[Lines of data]

----------

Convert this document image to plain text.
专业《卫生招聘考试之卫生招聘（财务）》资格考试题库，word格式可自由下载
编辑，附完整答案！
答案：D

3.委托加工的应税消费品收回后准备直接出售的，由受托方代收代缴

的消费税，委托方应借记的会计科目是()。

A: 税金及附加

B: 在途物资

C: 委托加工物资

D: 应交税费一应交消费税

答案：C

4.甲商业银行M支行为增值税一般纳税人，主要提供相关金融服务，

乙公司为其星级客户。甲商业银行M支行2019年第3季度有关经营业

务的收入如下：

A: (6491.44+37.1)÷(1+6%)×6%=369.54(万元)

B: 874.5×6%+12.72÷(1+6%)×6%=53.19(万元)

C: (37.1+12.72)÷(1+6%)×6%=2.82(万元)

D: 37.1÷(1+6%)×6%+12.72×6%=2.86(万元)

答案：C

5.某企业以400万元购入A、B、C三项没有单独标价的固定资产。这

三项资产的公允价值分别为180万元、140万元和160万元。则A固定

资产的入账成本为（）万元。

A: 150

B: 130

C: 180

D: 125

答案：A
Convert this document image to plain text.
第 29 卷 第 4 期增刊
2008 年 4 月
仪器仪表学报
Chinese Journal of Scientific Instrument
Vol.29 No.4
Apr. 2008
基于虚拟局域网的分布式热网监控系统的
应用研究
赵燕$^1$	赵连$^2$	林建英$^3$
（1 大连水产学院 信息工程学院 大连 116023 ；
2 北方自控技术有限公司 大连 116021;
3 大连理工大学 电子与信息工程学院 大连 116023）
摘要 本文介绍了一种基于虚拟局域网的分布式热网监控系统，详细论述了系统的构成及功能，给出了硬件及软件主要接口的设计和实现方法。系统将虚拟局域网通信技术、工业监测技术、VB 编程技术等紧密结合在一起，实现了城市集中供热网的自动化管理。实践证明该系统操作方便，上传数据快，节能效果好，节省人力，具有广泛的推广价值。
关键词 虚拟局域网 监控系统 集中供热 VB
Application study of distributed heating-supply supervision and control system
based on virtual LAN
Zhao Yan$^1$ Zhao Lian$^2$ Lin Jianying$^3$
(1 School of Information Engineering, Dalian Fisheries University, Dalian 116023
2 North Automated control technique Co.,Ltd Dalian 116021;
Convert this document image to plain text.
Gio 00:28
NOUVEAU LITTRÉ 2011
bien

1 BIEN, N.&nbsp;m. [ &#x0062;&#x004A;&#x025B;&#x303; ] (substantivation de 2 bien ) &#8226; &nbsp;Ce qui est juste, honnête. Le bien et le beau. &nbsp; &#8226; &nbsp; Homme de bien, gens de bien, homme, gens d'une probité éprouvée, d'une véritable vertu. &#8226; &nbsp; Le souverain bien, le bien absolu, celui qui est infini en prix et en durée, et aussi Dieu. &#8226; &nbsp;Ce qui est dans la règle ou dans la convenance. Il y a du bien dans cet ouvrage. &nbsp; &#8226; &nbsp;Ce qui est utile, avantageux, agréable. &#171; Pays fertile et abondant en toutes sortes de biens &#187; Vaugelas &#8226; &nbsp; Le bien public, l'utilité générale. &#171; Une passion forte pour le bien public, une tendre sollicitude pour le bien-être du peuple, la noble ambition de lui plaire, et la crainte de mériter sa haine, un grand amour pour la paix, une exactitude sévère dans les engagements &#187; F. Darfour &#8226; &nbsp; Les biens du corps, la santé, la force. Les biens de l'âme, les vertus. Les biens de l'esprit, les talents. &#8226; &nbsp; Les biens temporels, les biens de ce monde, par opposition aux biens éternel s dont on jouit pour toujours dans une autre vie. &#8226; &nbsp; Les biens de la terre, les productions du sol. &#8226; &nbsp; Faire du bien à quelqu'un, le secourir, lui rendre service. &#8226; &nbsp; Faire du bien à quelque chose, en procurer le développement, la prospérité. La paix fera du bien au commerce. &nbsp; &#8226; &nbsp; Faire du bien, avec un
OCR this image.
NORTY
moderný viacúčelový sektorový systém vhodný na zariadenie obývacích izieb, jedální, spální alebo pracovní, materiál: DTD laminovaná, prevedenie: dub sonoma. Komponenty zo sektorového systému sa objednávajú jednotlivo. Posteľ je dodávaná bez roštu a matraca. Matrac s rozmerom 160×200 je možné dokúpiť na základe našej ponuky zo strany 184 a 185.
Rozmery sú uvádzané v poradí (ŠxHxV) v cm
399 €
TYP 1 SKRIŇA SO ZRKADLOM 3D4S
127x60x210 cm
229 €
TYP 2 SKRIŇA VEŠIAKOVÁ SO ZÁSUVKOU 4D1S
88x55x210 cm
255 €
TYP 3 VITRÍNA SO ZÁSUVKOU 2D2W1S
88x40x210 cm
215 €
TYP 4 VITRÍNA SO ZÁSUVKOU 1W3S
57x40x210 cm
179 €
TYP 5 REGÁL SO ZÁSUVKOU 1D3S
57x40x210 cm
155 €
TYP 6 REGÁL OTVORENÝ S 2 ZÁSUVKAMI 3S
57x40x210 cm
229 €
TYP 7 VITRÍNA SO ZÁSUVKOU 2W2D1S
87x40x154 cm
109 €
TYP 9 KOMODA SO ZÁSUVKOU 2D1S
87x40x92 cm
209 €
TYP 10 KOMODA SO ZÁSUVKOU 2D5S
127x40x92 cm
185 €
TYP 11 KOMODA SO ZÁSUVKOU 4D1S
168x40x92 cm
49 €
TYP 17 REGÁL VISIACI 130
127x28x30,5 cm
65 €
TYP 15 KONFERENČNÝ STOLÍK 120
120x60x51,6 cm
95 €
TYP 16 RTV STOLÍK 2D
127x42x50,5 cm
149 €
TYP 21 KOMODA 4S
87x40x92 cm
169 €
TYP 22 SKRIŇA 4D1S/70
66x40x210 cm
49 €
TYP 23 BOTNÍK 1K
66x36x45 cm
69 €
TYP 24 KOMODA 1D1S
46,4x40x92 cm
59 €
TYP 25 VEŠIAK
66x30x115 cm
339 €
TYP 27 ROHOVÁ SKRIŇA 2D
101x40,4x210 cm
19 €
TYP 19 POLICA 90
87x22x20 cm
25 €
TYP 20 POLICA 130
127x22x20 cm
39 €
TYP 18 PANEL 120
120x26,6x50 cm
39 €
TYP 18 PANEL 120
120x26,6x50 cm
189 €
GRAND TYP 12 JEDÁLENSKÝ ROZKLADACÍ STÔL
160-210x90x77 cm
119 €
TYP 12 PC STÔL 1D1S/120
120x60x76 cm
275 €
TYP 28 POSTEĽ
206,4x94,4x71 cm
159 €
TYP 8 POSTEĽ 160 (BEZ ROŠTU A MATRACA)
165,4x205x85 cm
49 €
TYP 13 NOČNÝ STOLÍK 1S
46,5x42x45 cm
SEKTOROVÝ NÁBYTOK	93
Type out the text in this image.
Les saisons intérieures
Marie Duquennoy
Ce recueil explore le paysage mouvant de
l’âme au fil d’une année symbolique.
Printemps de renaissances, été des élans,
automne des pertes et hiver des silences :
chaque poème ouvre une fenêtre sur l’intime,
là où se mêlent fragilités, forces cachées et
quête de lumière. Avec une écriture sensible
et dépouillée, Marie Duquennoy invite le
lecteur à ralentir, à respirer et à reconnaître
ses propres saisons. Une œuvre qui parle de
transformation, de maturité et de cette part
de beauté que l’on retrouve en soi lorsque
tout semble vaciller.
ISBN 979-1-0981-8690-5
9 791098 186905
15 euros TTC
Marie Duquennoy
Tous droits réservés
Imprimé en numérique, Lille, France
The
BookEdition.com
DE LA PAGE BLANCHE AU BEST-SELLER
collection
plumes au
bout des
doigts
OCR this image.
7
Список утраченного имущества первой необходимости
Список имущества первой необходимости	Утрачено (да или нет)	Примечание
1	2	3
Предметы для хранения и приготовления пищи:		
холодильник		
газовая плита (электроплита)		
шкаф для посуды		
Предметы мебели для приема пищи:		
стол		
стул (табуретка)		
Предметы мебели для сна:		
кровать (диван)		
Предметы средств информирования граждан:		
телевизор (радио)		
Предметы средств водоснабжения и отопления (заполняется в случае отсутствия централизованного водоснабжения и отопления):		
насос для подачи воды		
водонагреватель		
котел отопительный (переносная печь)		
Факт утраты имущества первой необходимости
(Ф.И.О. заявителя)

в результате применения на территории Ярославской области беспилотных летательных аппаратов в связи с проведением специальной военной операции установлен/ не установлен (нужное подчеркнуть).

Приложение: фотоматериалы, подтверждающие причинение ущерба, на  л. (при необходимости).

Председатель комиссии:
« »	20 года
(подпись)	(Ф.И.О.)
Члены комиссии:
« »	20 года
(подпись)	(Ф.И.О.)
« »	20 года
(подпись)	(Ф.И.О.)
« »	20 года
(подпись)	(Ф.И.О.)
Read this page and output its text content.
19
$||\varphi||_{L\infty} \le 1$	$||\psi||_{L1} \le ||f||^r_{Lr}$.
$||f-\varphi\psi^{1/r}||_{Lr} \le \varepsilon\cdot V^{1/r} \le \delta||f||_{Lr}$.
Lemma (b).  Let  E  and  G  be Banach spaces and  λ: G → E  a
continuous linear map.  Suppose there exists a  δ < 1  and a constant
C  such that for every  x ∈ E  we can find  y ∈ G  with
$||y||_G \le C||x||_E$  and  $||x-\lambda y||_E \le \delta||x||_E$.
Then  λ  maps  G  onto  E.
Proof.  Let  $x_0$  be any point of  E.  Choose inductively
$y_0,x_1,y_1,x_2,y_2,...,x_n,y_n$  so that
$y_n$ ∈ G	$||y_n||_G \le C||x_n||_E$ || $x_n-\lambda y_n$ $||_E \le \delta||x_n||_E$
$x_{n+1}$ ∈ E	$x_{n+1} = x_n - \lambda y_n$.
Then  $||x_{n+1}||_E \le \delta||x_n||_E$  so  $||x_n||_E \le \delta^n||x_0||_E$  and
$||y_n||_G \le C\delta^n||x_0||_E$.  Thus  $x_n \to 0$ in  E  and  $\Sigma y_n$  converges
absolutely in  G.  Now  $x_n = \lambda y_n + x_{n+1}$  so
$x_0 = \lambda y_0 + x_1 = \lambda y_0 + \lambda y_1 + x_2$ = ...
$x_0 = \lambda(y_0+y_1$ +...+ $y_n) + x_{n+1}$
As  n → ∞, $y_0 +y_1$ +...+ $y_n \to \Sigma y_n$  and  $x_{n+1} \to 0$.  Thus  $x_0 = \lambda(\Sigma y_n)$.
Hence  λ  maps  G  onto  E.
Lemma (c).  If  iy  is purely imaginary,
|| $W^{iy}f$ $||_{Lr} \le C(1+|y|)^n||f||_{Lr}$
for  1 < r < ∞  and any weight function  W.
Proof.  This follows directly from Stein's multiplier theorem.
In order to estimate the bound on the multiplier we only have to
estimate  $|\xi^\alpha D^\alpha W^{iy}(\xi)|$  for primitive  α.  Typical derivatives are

----------

Show every line that contains the word "SKRIŇA".

FULL OUTPUT:
TYP 1 SKRIŇA SO ZRKADLOM 3D4S
TYP 2 SKRIŇA VEŠIAKOVÁ SO ZÁSUVKOU 4D1S
TYP 22 SKRIŇA 4D1S/70
TYP 27 ROHOVÁ SKRIŇA 2D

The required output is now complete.